--- BEGIN Recorded data ---

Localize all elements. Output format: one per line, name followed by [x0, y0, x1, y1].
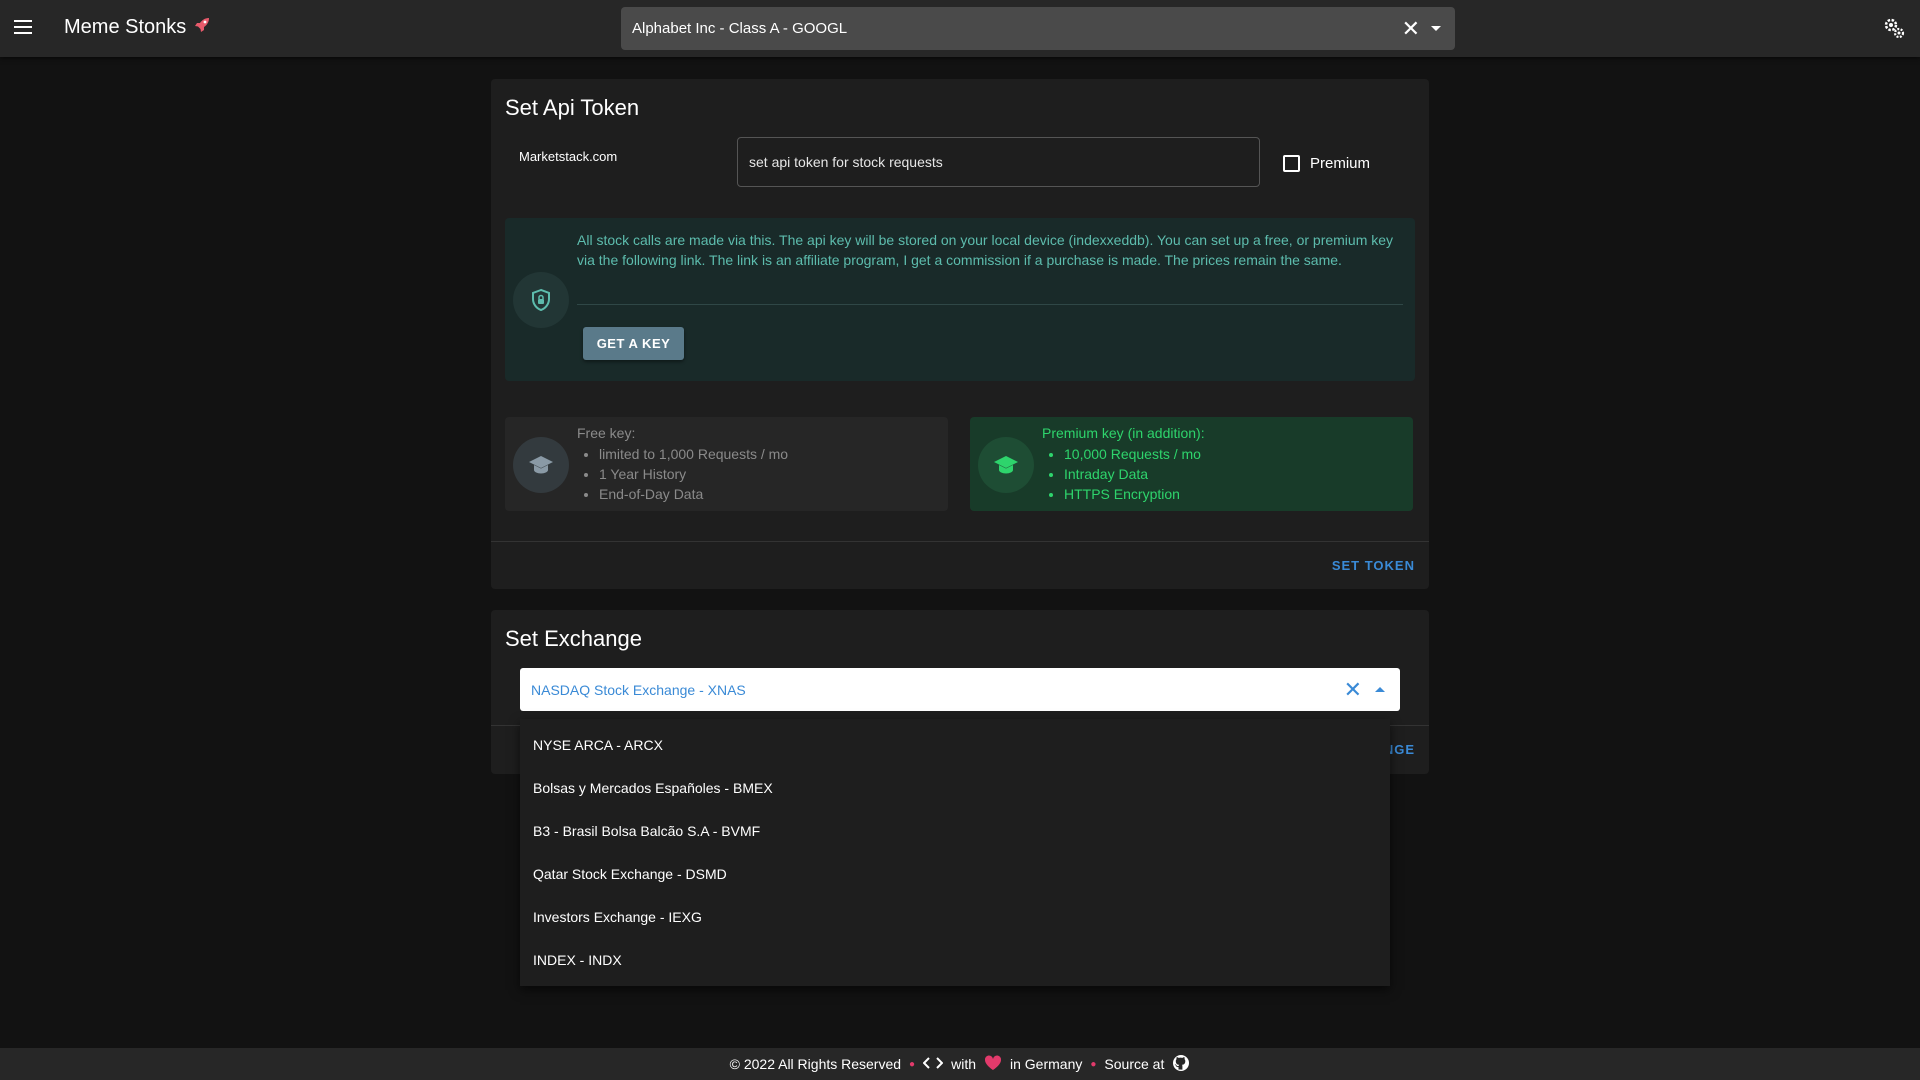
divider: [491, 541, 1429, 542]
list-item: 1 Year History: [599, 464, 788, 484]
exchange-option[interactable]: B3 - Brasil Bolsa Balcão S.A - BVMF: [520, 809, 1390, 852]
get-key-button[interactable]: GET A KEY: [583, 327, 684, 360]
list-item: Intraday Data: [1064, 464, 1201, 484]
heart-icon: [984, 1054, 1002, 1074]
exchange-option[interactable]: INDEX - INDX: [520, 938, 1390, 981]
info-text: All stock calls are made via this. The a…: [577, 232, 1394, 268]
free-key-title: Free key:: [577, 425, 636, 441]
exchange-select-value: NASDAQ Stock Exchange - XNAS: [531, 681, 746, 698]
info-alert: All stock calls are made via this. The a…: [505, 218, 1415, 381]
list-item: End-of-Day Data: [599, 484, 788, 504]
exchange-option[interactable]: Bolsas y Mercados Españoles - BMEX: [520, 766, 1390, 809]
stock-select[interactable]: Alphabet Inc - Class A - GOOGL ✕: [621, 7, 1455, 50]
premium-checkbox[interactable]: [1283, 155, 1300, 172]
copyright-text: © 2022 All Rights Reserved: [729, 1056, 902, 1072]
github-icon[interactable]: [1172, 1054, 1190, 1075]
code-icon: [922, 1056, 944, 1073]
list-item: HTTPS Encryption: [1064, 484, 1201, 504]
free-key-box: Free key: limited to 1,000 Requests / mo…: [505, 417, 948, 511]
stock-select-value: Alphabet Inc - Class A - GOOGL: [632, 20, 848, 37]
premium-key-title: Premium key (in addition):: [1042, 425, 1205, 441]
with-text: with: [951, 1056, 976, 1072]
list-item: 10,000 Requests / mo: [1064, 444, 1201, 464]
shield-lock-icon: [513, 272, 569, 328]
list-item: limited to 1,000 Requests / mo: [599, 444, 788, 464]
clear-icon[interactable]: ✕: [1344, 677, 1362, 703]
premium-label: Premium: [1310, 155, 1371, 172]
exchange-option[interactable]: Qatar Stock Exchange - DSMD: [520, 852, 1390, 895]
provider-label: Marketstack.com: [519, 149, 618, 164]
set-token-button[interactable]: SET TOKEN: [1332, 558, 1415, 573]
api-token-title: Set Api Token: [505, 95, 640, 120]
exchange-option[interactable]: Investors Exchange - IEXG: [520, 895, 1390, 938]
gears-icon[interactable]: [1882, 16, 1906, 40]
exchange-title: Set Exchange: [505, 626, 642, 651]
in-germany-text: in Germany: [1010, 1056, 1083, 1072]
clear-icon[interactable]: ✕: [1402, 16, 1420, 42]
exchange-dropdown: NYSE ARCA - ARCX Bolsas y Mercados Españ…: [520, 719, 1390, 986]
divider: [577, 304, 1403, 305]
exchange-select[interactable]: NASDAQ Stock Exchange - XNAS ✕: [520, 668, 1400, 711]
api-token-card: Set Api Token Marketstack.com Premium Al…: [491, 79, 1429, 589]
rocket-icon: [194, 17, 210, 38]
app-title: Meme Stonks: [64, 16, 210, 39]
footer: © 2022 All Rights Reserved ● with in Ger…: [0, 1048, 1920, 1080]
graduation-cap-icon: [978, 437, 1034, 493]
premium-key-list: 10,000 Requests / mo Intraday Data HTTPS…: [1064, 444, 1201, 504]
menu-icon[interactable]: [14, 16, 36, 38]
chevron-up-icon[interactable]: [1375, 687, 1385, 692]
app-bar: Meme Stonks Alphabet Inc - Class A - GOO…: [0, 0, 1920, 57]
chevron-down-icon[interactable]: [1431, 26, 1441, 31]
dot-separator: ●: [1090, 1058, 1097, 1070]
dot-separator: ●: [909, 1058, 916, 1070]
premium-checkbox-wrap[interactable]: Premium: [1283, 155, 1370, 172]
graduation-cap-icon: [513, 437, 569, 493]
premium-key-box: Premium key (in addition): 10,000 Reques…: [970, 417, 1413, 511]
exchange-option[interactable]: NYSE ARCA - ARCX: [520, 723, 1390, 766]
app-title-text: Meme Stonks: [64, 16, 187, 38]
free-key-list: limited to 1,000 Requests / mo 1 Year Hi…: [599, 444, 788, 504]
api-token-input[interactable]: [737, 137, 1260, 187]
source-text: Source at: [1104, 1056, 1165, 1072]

--- END Recorded data ---

* Required work
Put each line of the item above into a numbered list, skipping blank lines and leaving out the picture.

* The response
1. Localize all elements. Output format: one per line, name followed by [x0, y0, x1, y1].
2. divider: [491, 541, 1429, 542]
3. list-item: 1 Year History: [599, 464, 788, 484]
4. exchange-option[interactable]: B3 - Brasil Bolsa Balcão S.A - BVMF: [520, 809, 1390, 852]
5. get-key-button[interactable]: GET A KEY: [583, 327, 684, 360]
6. list-item: Intraday Data: [1064, 464, 1201, 484]
7. heart-icon: [984, 1054, 1002, 1074]
8. exchange-option[interactable]: INDEX - INDX: [520, 938, 1390, 981]
9. info-text: All stock calls are made via this. The a…: [577, 232, 1394, 268]
10. free-key-title: Free key:: [577, 425, 636, 441]
11. exchange-select-value: NASDAQ Stock Exchange - XNAS: [531, 681, 746, 698]
12. info-alert: All stock calls are made via this. The a…: [505, 218, 1415, 381]
13. list-item: End-of-Day Data: [599, 484, 788, 504]
14. exchange-option[interactable]: Bolsas y Mercados Españoles - BMEX: [520, 766, 1390, 809]
15. stock-select[interactable]: Alphabet Inc - Class A - GOOGL ✕: [621, 7, 1455, 50]
16. premium-checkbox[interactable]: [1283, 155, 1300, 172]
17. copyright-text: © 2022 All Rights Reserved: [729, 1056, 902, 1072]
18. github-icon[interactable]: [1172, 1054, 1190, 1075]
19. code-icon: [922, 1056, 944, 1073]
20. list-item: HTTPS Encryption: [1064, 484, 1201, 504]
21. free-key-box: Free key: limited to 1,000 Requests / mo…: [505, 417, 948, 511]
22. stock-select-value: Alphabet Inc - Class A - GOOGL: [632, 20, 848, 37]
23. premium-key-title: Premium key (in addition):: [1042, 425, 1205, 441]
24. with-text: with: [951, 1056, 976, 1072]
25. list-item: 10,000 Requests / mo: [1064, 444, 1201, 464]
26. shield-lock-icon: [513, 272, 569, 328]
27. list-item: limited to 1,000 Requests / mo: [599, 444, 788, 464]
28. clear-icon[interactable]: ✕: [1344, 677, 1362, 703]
29. premium-label: Premium: [1310, 155, 1371, 172]
30. exchange-option[interactable]: Qatar Stock Exchange - DSMD: [520, 852, 1390, 895]
31. provider-label: Marketstack.com: [519, 149, 618, 164]
32. set-token-button[interactable]: SET TOKEN: [1332, 558, 1415, 573]
33. api-token-title: Set Api Token: [505, 95, 640, 120]
34. exchange-option[interactable]: Investors Exchange - IEXG: [520, 895, 1390, 938]
35. gears-icon[interactable]: [1882, 16, 1906, 40]
36. exchange-title: Set Exchange: [505, 626, 642, 651]
37. in-germany-text: in Germany: [1010, 1056, 1083, 1072]
38. clear-icon[interactable]: ✕: [1402, 16, 1420, 42]
39. exchange-dropdown: NYSE ARCA - ARCX Bolsas y Mercados Españ…: [520, 719, 1390, 986]
40. divider: [577, 304, 1403, 305]
41. exchange-select[interactable]: NASDAQ Stock Exchange - XNAS ✕: [520, 668, 1400, 711]
42. api-token-card: Set Api Token Marketstack.com Premium Al…: [491, 79, 1429, 589]
43. rocket-icon: [194, 17, 210, 38]
44. app-title: Meme Stonks: [64, 16, 210, 39]
45. footer: © 2022 All Rights Reserved ● with in Ger…: [0, 1048, 1920, 1080]
46. graduation-cap-icon: [978, 437, 1034, 493]
47. premium-key-list: 10,000 Requests / mo Intraday Data HTTPS…: [1064, 444, 1201, 504]
48. menu-icon[interactable]: [14, 16, 36, 38]
49. chevron-up-icon[interactable]: [1375, 687, 1385, 692]
50. app-bar: Meme Stonks Alphabet Inc - Class A - GOO…: [0, 0, 1920, 57]
51. chevron-down-icon[interactable]: [1431, 26, 1441, 31]
52. dot-separator: ●: [1090, 1058, 1097, 1070]
53. dot-separator: ●: [909, 1058, 916, 1070]
54. premium-checkbox-wrap[interactable]: Premium: [1283, 155, 1370, 172]
55. graduation-cap-icon: [513, 437, 569, 493]
56. premium-key-box: Premium key (in addition): 10,000 Reques…: [970, 417, 1413, 511]
57. exchange-option[interactable]: NYSE ARCA - ARCX: [520, 723, 1390, 766]
58. app-title-text: Meme Stonks: [64, 16, 187, 38]
59. free-key-list: limited to 1,000 Requests / mo 1 Year Hi…: [599, 444, 788, 504]
60. api-token-input[interactable]: [737, 137, 1260, 187]
61. source-text: Source at: [1104, 1056, 1165, 1072]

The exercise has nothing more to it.